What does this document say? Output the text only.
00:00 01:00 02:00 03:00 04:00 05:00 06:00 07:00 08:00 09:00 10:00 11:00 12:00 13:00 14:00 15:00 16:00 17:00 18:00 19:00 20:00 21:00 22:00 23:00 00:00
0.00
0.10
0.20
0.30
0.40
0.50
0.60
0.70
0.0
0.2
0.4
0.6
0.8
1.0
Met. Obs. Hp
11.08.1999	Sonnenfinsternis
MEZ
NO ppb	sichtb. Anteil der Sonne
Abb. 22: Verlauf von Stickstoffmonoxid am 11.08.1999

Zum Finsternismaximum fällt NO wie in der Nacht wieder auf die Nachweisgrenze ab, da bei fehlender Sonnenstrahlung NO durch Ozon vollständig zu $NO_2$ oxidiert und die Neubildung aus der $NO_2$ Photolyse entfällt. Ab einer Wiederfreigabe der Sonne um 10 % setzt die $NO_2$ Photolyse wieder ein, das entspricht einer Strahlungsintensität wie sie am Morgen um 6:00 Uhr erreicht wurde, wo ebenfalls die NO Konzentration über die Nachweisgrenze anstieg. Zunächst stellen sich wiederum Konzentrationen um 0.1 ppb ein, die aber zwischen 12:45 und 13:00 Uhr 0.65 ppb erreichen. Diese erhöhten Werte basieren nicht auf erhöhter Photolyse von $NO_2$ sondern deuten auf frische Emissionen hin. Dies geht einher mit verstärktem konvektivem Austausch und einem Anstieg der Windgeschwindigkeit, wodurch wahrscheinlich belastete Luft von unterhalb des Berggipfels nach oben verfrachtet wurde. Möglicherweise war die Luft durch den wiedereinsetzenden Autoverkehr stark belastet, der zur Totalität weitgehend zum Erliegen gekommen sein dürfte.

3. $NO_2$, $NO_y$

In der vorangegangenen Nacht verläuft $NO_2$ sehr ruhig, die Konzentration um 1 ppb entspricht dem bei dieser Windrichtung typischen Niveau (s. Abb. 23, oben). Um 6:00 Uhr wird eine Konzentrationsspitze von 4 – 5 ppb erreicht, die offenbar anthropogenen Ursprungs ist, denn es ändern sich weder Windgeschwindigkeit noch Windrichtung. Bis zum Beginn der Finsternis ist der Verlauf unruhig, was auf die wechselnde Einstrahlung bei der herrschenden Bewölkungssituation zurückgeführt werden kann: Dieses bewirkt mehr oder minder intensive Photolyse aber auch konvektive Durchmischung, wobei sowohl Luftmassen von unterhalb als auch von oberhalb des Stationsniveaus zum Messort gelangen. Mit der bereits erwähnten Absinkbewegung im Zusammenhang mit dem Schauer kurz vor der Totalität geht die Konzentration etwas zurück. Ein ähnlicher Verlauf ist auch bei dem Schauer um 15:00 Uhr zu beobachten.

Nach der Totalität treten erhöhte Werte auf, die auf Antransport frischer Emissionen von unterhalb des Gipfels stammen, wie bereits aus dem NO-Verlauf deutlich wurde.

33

_____

▸ **WHAT IS REQUIRED**
Return all lines containing the word "Verlauf".

▸ **TASK ANSWER**
Abb. 22: Verlauf von Stickstoffmonoxid am 11.08.1999
In der vorangegangenen Nacht verläuft $NO_2$ sehr ruhig, die Konzentration um 1 ppb entspricht dem bei dieser Windrichtung typischen Niveau (s. Abb. 23, oben). Um 6:00 Uhr wird eine Konzentrationsspitze von 4 – 5 ppb erreicht, die offenbar anthropogenen Ursprungs ist, denn es ändern sich weder Windgeschwindigkeit noch Windrichtung. Bis zum Beginn der Finsternis ist der Verlauf unruhig, was auf die wechselnde Einstrahlung bei der herrschenden Bewölkungssituation zurückgeführt werden kann: Dieses bewirkt mehr oder minder intensive Photolyse aber auch konvektive Durchmischung, wobei sowohl Luftmassen von unterhalb als auch von oberhalb des Stationsniveaus zum Messort gelangen. Mit der bereits erwähnten Absinkbewegung im Zusammenhang mit dem Schauer kurz vor der Totalität geht die Konzentration etwas zurück. Ein ähnlicher Verlauf ist auch bei dem Schauer um 15:00 Uhr zu beobachten.
Nach der Totalität treten erhöhte Werte auf, die auf Antransport frischer Emissionen von unterhalb des Gipfels stammen, wie bereits aus dem NO-Verlauf deutlich wurde.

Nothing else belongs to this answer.